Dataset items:
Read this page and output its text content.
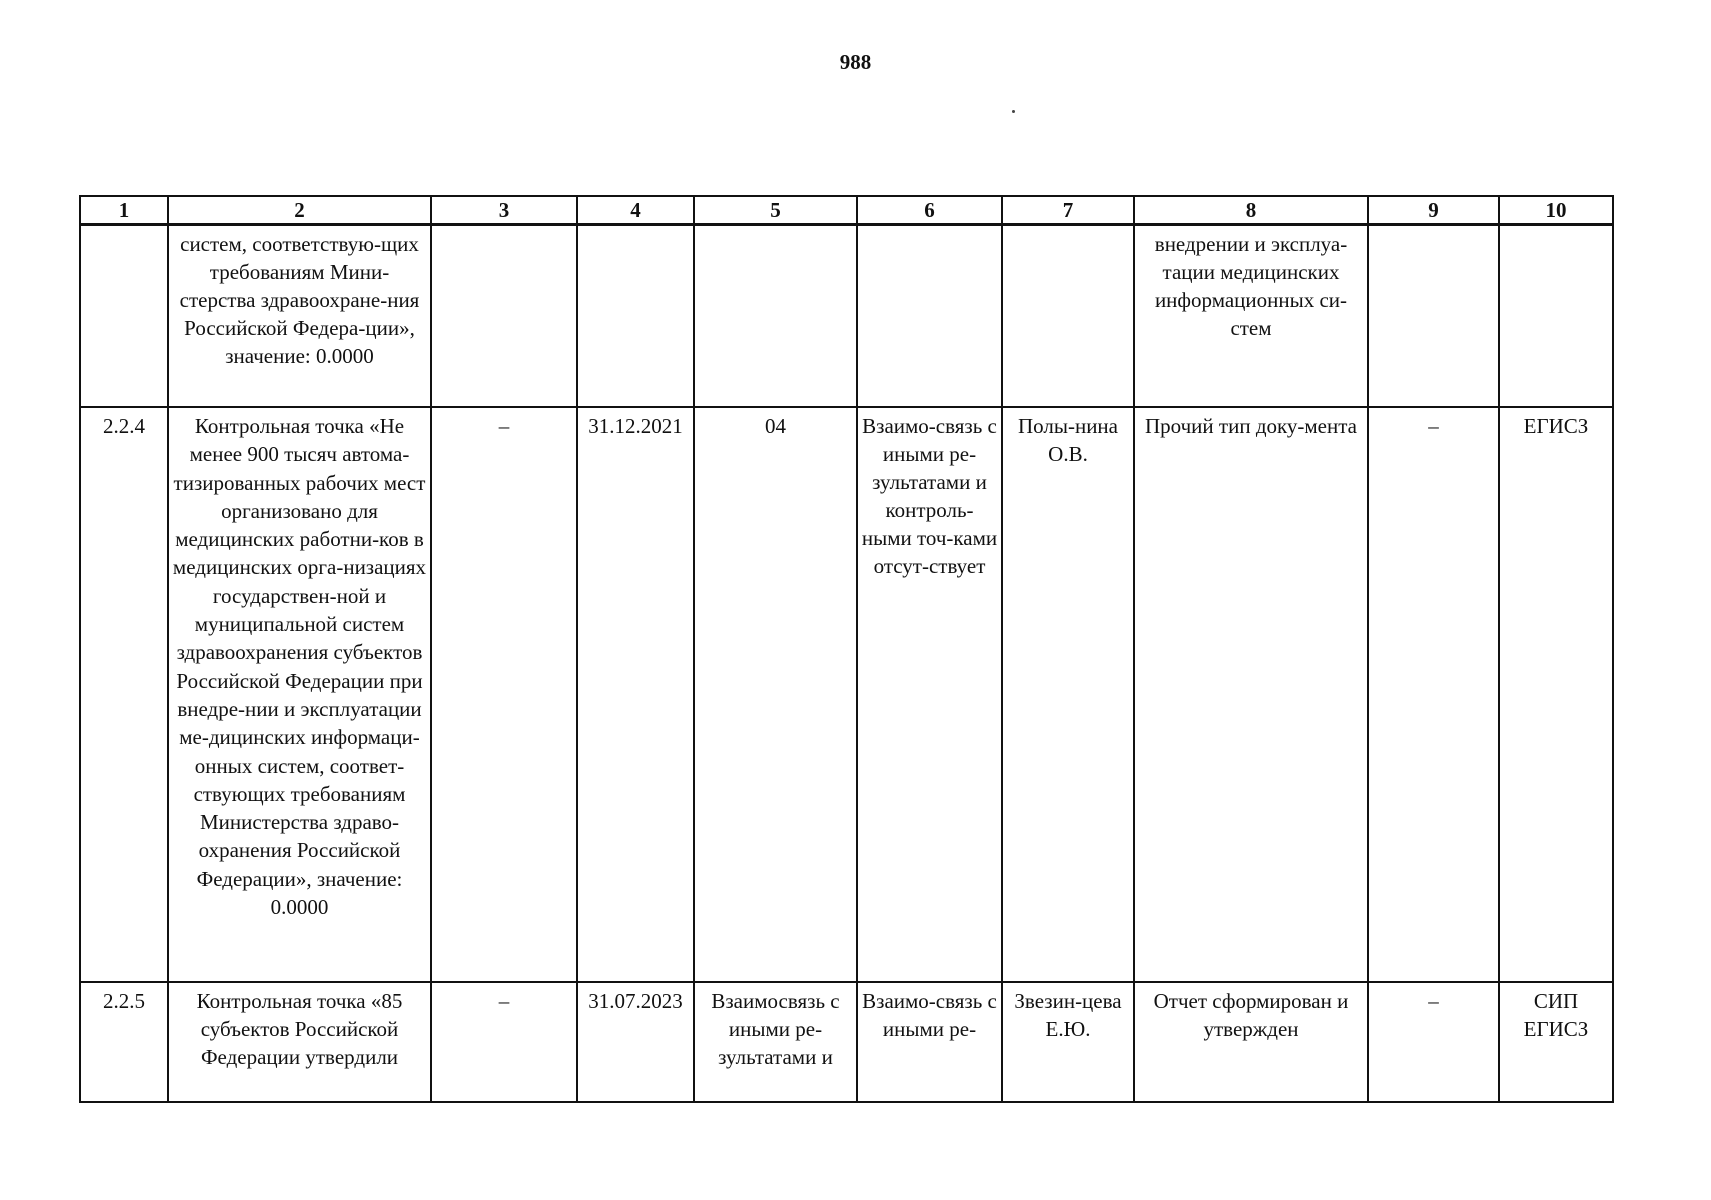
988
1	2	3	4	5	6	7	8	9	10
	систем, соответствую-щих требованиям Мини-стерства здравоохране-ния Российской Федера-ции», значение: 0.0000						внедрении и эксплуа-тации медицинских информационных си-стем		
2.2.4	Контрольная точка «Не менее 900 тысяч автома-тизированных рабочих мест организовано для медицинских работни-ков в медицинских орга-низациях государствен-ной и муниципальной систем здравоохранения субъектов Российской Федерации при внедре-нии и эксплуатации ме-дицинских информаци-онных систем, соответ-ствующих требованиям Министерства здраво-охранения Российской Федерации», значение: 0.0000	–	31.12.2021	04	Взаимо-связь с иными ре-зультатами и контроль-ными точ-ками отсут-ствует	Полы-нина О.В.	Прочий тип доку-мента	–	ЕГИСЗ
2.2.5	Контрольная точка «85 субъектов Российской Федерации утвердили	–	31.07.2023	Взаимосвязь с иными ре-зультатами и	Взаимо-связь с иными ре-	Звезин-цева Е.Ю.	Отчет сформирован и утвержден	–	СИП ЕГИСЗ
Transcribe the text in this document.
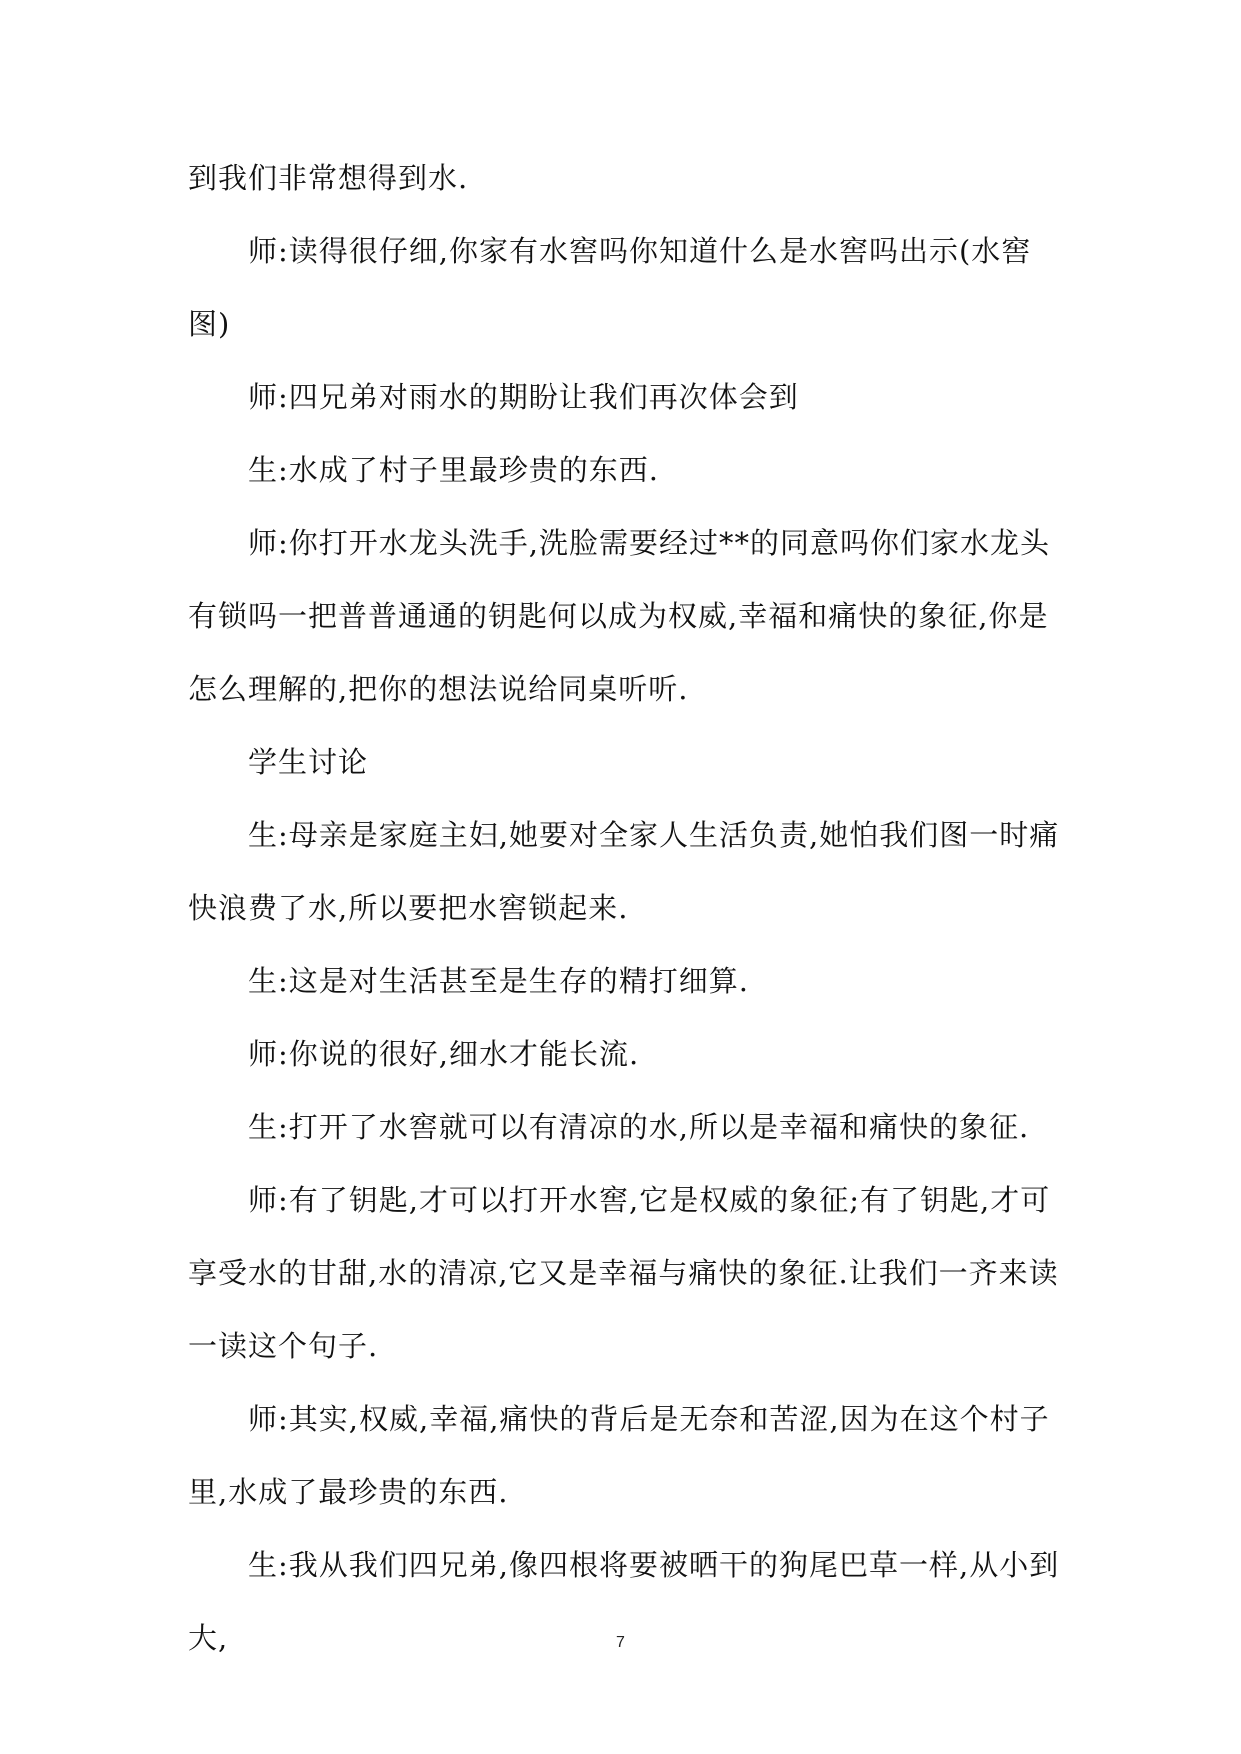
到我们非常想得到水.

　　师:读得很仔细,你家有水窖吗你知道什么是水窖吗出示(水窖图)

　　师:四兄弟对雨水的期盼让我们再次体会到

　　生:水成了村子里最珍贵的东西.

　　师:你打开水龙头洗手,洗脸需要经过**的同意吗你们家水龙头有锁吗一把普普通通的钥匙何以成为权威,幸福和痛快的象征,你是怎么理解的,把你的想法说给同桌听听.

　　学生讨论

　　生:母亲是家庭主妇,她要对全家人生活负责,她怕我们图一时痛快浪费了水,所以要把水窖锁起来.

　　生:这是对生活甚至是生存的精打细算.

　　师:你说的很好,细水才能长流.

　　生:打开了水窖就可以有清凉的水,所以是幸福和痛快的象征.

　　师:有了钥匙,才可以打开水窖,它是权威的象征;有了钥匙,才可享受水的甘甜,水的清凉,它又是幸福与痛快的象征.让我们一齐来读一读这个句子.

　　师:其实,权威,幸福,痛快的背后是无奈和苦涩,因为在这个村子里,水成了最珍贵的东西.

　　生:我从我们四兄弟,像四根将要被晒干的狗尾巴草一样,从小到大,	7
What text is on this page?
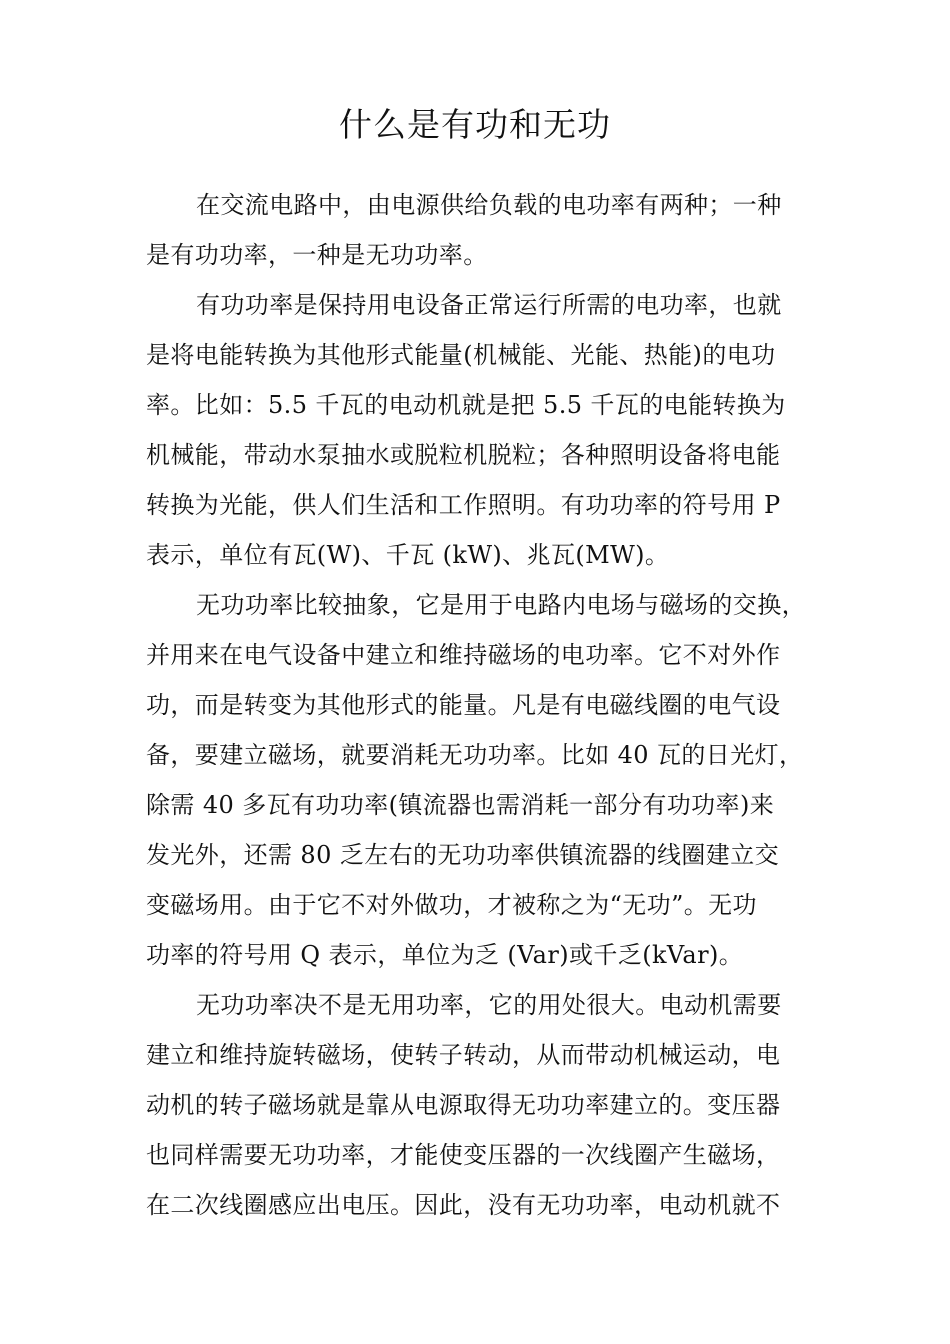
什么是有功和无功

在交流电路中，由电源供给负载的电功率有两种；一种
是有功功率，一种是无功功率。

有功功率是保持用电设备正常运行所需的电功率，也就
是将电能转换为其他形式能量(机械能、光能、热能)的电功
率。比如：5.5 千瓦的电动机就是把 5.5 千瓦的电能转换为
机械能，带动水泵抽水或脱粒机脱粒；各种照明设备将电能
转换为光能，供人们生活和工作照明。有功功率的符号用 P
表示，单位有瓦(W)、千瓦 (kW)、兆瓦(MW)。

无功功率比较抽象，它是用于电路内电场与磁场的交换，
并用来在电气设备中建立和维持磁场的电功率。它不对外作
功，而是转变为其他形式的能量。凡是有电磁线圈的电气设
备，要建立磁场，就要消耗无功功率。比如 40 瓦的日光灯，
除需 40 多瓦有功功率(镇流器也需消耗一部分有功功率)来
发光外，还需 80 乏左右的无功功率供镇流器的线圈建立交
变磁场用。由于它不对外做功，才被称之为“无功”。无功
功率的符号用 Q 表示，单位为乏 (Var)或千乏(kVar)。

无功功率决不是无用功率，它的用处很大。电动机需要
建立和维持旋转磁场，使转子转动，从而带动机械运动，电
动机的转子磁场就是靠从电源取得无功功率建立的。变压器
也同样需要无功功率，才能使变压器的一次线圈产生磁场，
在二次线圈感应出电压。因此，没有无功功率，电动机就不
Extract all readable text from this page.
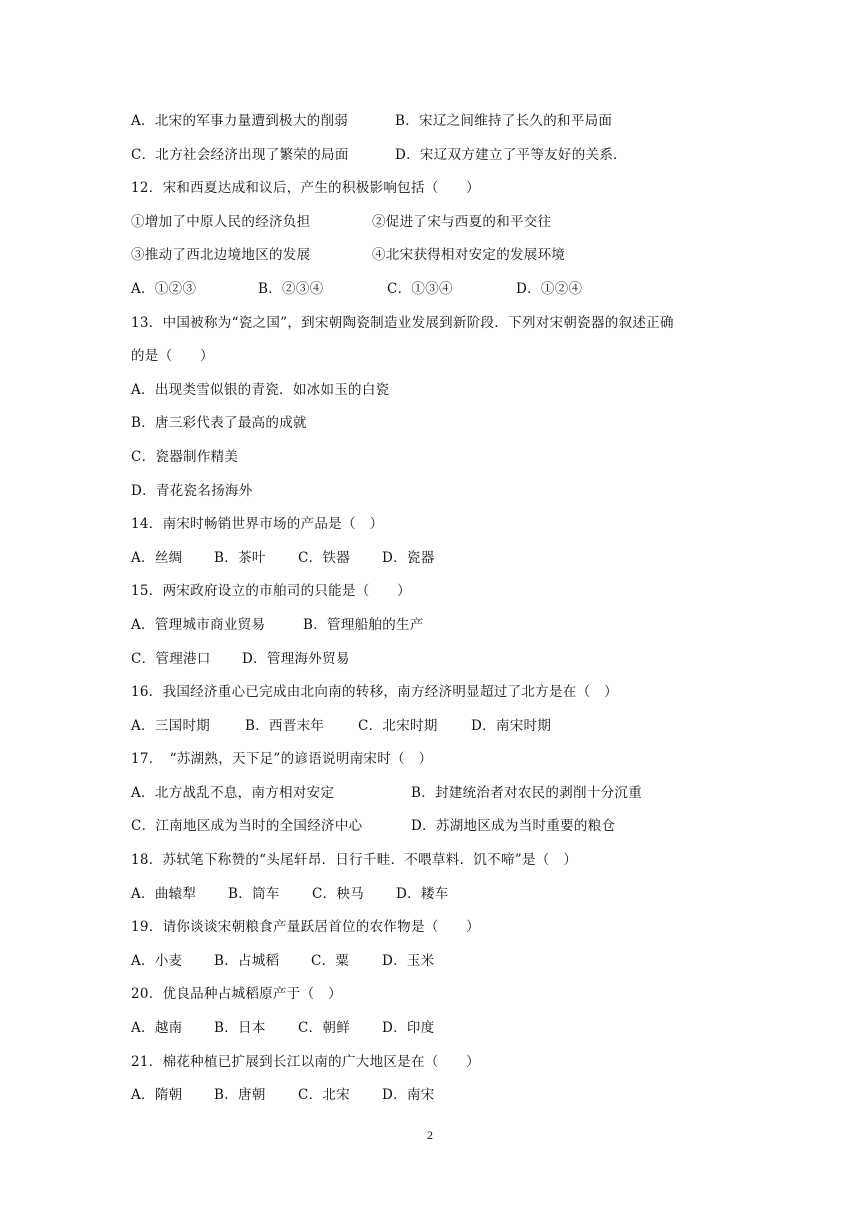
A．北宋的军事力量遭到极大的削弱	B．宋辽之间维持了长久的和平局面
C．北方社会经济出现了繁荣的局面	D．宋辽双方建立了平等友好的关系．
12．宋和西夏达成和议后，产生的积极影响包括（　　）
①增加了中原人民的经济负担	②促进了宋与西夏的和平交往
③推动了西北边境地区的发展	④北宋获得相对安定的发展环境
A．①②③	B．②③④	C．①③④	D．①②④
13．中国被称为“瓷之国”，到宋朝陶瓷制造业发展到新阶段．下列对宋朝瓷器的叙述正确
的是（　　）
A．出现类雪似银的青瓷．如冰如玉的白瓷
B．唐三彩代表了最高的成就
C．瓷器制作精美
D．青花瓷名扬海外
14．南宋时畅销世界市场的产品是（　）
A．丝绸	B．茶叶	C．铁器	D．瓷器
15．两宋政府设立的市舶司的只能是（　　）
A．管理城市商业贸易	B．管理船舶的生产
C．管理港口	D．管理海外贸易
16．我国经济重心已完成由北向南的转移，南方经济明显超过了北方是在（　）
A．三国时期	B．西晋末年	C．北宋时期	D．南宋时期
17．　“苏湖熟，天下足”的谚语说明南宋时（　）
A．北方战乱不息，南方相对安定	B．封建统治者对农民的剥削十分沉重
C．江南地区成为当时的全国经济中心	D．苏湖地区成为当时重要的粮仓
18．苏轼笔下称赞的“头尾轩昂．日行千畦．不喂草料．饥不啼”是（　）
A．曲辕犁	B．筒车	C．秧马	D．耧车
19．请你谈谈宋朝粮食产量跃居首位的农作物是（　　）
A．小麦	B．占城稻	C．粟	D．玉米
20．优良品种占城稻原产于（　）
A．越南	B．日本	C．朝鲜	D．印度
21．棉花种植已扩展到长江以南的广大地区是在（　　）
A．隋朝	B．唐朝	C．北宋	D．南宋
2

Instructions to follow —
Exclude every picture and copy the remaining data exactly.

Full output —
Read this page and output its text content.
988
1	2	3	4	5	6	7	8	9	10
	систем, соответствую-щих требованиям Мини-стерства здравоохране-ния Российской Федера-ции», значение: 0.0000						внедрении и эксплуа-тации медицинских информационных си-стем		
2.2.4	Контрольная точка «Не менее 900 тысяч автома-тизированных рабочих мест организовано для медицинских работни-ков в медицинских орга-низациях государствен-ной и муниципальной систем здравоохранения субъектов Российской Федерации при внедре-нии и эксплуатации ме-дицинских информаци-онных систем, соответ-ствующих требованиям Министерства здраво-охранения Российской Федерации», значение: 0.0000	–	31.12.2021	04	Взаимо-связь с иными ре-зультатами и контроль-ными точ-ками отсут-ствует	Полы-нина О.В.	Прочий тип доку-мента	–	ЕГИСЗ
2.2.5	Контрольная точка «85 субъектов Российской Федерации утвердили	–	31.07.2023	Взаимосвязь с иными ре-зультатами и	Взаимо-связь с иными ре-	Звезин-цева Е.Ю.	Отчет сформирован и утвержден	–	СИП ЕГИСЗ
Transcribe the text in this document.
到我们非常想得到水.

　　师:读得很仔细,你家有水窖吗你知道什么是水窖吗出示(水窖图)

　　师:四兄弟对雨水的期盼让我们再次体会到

　　生:水成了村子里最珍贵的东西.

　　师:你打开水龙头洗手,洗脸需要经过**的同意吗你们家水龙头有锁吗一把普普通通的钥匙何以成为权威,幸福和痛快的象征,你是怎么理解的,把你的想法说给同桌听听.

　　学生讨论

　　生:母亲是家庭主妇,她要对全家人生活负责,她怕我们图一时痛快浪费了水,所以要把水窖锁起来.

　　生:这是对生活甚至是生存的精打细算.

　　师:你说的很好,细水才能长流.

　　生:打开了水窖就可以有清凉的水,所以是幸福和痛快的象征.

　　师:有了钥匙,才可以打开水窖,它是权威的象征;有了钥匙,才可享受水的甘甜,水的清凉,它又是幸福与痛快的象征.让我们一齐来读一读这个句子.

　　师:其实,权威,幸福,痛快的背后是无奈和苦涩,因为在这个村子里,水成了最珍贵的东西.

　　生:我从我们四兄弟,像四根将要被晒干的狗尾巴草一样,从小到大,	7
What text is on this page?
什么是有功和无功

在交流电路中，由电源供给负载的电功率有两种；一种
是有功功率，一种是无功功率。

有功功率是保持用电设备正常运行所需的电功率，也就
是将电能转换为其他形式能量(机械能、光能、热能)的电功
率。比如：5.5 千瓦的电动机就是把 5.5 千瓦的电能转换为
机械能，带动水泵抽水或脱粒机脱粒；各种照明设备将电能
转换为光能，供人们生活和工作照明。有功功率的符号用 P
表示，单位有瓦(W)、千瓦 (kW)、兆瓦(MW)。

无功功率比较抽象，它是用于电路内电场与磁场的交换，
并用来在电气设备中建立和维持磁场的电功率。它不对外作
功，而是转变为其他形式的能量。凡是有电磁线圈的电气设
备，要建立磁场，就要消耗无功功率。比如 40 瓦的日光灯，
除需 40 多瓦有功功率(镇流器也需消耗一部分有功功率)来
发光外，还需 80 乏左右的无功功率供镇流器的线圈建立交
变磁场用。由于它不对外做功，才被称之为“无功”。无功
功率的符号用 Q 表示，单位为乏 (Var)或千乏(kVar)。

无功功率决不是无用功率，它的用处很大。电动机需要
建立和维持旋转磁场，使转子转动，从而带动机械运动，电
动机的转子磁场就是靠从电源取得无功功率建立的。变压器
也同样需要无功功率，才能使变压器的一次线圈产生磁场，
在二次线圈感应出电压。因此，没有无功功率，电动机就不
Extract all readable text from this page.
A．北宋的军事力量遭到极大的削弱	B．宋辽之间维持了长久的和平局面
C．北方社会经济出现了繁荣的局面	D．宋辽双方建立了平等友好的关系．
12．宋和西夏达成和议后，产生的积极影响包括（　　）
①增加了中原人民的经济负担	②促进了宋与西夏的和平交往
③推动了西北边境地区的发展	④北宋获得相对安定的发展环境
A．①②③	B．②③④	C．①③④	D．①②④
13．中国被称为“瓷之国”，到宋朝陶瓷制造业发展到新阶段．下列对宋朝瓷器的叙述正确
的是（　　）
A．出现类雪似银的青瓷．如冰如玉的白瓷
B．唐三彩代表了最高的成就
C．瓷器制作精美
D．青花瓷名扬海外
14．南宋时畅销世界市场的产品是（　）
A．丝绸	B．茶叶	C．铁器	D．瓷器
15．两宋政府设立的市舶司的只能是（　　）
A．管理城市商业贸易	B．管理船舶的生产
C．管理港口	D．管理海外贸易
16．我国经济重心已完成由北向南的转移，南方经济明显超过了北方是在（　）
A．三国时期	B．西晋末年	C．北宋时期	D．南宋时期
17．　“苏湖熟，天下足”的谚语说明南宋时（　）
A．北方战乱不息，南方相对安定	B．封建统治者对农民的剥削十分沉重
C．江南地区成为当时的全国经济中心	D．苏湖地区成为当时重要的粮仓
18．苏轼笔下称赞的“头尾轩昂．日行千畦．不喂草料．饥不啼”是（　）
A．曲辕犁	B．筒车	C．秧马	D．耧车
19．请你谈谈宋朝粮食产量跃居首位的农作物是（　　）
A．小麦	B．占城稻	C．粟	D．玉米
20．优良品种占城稻原产于（　）
A．越南	B．日本	C．朝鲜	D．印度
21．棉花种植已扩展到长江以南的广大地区是在（　　）
A．隋朝	B．唐朝	C．北宋	D．南宋
2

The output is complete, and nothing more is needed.